___ Extracted material ___

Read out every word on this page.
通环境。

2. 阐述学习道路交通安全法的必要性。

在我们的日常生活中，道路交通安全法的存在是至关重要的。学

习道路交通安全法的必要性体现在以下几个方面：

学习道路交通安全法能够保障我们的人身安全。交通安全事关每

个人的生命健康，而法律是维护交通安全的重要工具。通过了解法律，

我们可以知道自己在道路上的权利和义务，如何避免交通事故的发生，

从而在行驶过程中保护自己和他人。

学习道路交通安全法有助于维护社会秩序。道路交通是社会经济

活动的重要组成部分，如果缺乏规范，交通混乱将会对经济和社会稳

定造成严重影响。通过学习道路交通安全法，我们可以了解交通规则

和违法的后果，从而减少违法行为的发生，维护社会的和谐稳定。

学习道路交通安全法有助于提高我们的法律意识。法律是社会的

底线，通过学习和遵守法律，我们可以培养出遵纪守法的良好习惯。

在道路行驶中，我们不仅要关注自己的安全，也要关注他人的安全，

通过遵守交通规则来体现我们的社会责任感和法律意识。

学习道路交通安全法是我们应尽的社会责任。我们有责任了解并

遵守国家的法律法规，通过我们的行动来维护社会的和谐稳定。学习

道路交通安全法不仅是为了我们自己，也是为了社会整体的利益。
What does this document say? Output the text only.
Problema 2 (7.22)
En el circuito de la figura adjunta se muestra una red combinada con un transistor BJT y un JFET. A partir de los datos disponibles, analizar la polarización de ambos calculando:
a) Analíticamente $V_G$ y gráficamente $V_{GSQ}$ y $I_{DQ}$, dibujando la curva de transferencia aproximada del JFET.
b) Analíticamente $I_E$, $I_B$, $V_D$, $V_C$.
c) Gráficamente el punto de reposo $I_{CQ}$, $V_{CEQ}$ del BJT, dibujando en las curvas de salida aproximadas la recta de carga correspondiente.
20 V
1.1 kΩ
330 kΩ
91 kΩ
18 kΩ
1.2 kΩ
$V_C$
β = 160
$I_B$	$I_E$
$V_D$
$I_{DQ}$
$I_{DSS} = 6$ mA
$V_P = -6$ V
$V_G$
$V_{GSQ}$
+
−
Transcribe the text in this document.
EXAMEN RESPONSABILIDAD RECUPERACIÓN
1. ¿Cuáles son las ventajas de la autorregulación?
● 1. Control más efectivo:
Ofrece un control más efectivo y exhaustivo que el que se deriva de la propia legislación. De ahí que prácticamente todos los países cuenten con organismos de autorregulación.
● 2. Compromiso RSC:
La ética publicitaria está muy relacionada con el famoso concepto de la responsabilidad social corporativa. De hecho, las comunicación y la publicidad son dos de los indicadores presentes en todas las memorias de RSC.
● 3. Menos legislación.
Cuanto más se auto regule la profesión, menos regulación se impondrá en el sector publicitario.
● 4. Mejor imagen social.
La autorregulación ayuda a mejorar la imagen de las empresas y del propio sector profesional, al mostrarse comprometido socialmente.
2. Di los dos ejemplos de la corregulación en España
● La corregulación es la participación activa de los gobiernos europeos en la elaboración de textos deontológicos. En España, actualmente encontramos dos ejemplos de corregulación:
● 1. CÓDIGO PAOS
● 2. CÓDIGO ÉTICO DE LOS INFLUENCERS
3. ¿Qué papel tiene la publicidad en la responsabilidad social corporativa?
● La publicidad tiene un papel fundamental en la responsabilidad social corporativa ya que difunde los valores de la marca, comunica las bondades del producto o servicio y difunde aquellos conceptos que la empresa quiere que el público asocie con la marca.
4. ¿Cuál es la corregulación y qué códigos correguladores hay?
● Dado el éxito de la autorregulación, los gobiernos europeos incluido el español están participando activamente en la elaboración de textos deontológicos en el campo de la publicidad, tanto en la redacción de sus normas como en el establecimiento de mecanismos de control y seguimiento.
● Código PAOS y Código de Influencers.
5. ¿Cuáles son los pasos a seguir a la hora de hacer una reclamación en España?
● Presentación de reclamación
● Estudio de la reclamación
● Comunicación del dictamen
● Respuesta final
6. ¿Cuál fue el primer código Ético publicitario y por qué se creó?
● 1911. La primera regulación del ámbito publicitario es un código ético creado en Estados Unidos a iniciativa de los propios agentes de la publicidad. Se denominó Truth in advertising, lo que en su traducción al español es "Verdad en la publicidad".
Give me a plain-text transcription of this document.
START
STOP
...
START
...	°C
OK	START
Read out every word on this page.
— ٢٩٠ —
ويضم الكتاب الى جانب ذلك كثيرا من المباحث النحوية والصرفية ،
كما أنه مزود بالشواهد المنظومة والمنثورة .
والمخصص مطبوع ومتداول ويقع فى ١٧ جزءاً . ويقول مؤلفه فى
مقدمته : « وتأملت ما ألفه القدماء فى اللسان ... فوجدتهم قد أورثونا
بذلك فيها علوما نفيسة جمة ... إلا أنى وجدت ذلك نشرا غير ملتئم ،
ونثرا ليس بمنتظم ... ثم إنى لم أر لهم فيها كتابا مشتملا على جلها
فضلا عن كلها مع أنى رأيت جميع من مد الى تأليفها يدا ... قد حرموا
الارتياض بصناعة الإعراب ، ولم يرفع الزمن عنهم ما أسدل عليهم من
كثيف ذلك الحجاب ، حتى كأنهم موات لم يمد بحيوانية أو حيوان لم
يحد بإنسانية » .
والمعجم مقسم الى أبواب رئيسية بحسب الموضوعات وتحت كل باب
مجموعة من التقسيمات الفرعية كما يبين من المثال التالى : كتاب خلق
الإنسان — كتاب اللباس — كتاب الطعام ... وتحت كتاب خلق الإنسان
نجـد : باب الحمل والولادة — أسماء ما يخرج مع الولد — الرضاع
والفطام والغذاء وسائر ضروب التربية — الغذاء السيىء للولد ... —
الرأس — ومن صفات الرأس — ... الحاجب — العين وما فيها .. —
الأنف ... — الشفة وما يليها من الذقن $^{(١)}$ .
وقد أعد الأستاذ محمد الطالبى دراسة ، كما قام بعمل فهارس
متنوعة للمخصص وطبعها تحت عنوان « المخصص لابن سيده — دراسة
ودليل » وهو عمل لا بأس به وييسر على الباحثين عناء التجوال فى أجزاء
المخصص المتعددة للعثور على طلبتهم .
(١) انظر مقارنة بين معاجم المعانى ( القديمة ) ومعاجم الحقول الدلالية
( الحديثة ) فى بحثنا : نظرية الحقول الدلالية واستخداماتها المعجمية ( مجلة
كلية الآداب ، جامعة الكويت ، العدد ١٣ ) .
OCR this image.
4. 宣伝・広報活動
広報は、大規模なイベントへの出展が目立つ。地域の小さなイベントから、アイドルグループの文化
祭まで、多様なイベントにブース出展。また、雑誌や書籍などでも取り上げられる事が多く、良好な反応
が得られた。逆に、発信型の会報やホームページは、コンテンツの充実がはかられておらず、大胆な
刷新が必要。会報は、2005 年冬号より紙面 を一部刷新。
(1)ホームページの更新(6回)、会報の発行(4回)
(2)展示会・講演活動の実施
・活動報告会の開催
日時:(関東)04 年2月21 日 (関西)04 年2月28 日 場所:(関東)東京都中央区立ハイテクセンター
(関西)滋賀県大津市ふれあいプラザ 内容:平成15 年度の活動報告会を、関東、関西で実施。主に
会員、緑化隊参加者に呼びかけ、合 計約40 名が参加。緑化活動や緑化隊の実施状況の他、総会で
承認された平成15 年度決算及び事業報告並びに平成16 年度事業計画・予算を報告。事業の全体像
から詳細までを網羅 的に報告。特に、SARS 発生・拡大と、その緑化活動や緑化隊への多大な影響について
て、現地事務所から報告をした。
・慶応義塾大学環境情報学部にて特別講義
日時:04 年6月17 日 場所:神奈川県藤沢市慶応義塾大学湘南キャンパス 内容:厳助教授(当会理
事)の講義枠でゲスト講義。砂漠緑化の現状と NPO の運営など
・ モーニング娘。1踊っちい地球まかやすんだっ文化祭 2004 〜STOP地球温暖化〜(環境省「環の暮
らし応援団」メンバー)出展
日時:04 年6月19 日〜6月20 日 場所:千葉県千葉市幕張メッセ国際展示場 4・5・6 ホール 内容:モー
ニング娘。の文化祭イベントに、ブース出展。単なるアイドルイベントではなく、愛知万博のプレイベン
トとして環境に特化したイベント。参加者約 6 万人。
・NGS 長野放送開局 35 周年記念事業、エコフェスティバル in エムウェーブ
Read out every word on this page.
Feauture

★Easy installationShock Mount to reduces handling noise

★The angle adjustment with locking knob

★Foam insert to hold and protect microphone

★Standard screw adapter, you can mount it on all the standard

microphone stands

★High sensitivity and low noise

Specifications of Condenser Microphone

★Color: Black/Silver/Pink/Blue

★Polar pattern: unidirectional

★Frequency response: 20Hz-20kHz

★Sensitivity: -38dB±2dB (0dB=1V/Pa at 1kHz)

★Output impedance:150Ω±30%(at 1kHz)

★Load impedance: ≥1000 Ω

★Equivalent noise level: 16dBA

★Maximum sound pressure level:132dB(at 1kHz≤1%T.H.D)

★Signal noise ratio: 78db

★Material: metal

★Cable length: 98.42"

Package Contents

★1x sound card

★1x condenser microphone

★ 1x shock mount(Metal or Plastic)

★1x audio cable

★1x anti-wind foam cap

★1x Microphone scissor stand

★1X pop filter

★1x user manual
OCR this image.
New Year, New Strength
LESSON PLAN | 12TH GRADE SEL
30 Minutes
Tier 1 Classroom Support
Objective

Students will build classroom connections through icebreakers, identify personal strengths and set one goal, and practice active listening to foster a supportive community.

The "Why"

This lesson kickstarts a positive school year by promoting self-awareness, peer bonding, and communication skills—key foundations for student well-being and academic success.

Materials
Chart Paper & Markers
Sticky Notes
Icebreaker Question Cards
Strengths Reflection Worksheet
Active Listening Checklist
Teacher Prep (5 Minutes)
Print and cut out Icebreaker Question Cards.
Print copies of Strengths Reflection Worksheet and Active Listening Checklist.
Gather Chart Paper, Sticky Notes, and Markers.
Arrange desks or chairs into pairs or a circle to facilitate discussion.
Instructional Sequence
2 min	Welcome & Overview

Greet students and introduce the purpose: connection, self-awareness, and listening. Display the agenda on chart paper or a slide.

___

**Your task**.
Which lines of the data include "europeos"? Copy each of them.

**Answer to this problem**.
● La corregulación es la participación activa de los gobiernos europeos en la elaboración de textos deontológicos. En España, actualmente encontramos dos ejemplos de corregulación:
● Dado el éxito de la autorregulación, los gobiernos europeos incluido el español están participando activamente en la elaboración de textos deontológicos en el campo de la publicidad, tanto en la redacción de sus normas como en el establecimiento de mecanismos de control y seguimiento.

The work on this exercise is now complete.